EXERCISE MATERIAL:
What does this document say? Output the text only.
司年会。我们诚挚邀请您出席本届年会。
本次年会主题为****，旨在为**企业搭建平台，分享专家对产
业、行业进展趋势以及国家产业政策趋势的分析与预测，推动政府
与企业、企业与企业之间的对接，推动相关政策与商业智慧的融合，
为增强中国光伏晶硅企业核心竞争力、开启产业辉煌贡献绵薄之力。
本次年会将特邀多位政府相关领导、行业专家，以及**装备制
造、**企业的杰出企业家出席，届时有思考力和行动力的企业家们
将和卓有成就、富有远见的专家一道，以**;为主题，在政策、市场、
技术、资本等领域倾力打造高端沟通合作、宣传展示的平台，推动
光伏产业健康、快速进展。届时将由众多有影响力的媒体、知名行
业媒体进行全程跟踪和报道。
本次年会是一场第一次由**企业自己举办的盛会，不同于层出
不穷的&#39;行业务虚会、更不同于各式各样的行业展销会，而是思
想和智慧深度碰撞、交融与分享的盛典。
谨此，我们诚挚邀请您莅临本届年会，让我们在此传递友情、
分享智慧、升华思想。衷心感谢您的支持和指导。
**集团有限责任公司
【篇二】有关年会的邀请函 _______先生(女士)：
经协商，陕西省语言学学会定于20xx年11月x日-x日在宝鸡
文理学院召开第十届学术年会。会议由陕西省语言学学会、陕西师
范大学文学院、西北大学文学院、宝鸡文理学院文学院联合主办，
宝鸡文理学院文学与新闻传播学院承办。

TASK: Write out the full set of records exactly as given.

ANSWER:
What does this document say? Output the text only.
司年会。我们诚挚邀请您出席本届年会。
本次年会主题为****，旨在为**企业搭建平台，分享专家对产
业、行业进展趋势以及国家产业政策趋势的分析与预测，推动政府
与企业、企业与企业之间的对接，推动相关政策与商业智慧的融合，
为增强中国光伏晶硅企业核心竞争力、开启产业辉煌贡献绵薄之力。
本次年会将特邀多位政府相关领导、行业专家，以及**装备制
造、**企业的杰出企业家出席，届时有思考力和行动力的企业家们
将和卓有成就、富有远见的专家一道，以**;为主题，在政策、市场、
技术、资本等领域倾力打造高端沟通合作、宣传展示的平台，推动
光伏产业健康、快速进展。届时将由众多有影响力的媒体、知名行
业媒体进行全程跟踪和报道。
本次年会是一场第一次由**企业自己举办的盛会，不同于层出
不穷的&#39;行业务虚会、更不同于各式各样的行业展销会，而是思
想和智慧深度碰撞、交融与分享的盛典。
谨此，我们诚挚邀请您莅临本届年会，让我们在此传递友情、
分享智慧、升华思想。衷心感谢您的支持和指导。
**集团有限责任公司
【篇二】有关年会的邀请函 _______先生(女士)：
经协商，陕西省语言学学会定于20xx年11月x日-x日在宝鸡
文理学院召开第十届学术年会。会议由陕西省语言学学会、陕西师
范大学文学院、西北大学文学院、宝鸡文理学院文学院联合主办，
宝鸡文理学院文学与新闻传播学院承办。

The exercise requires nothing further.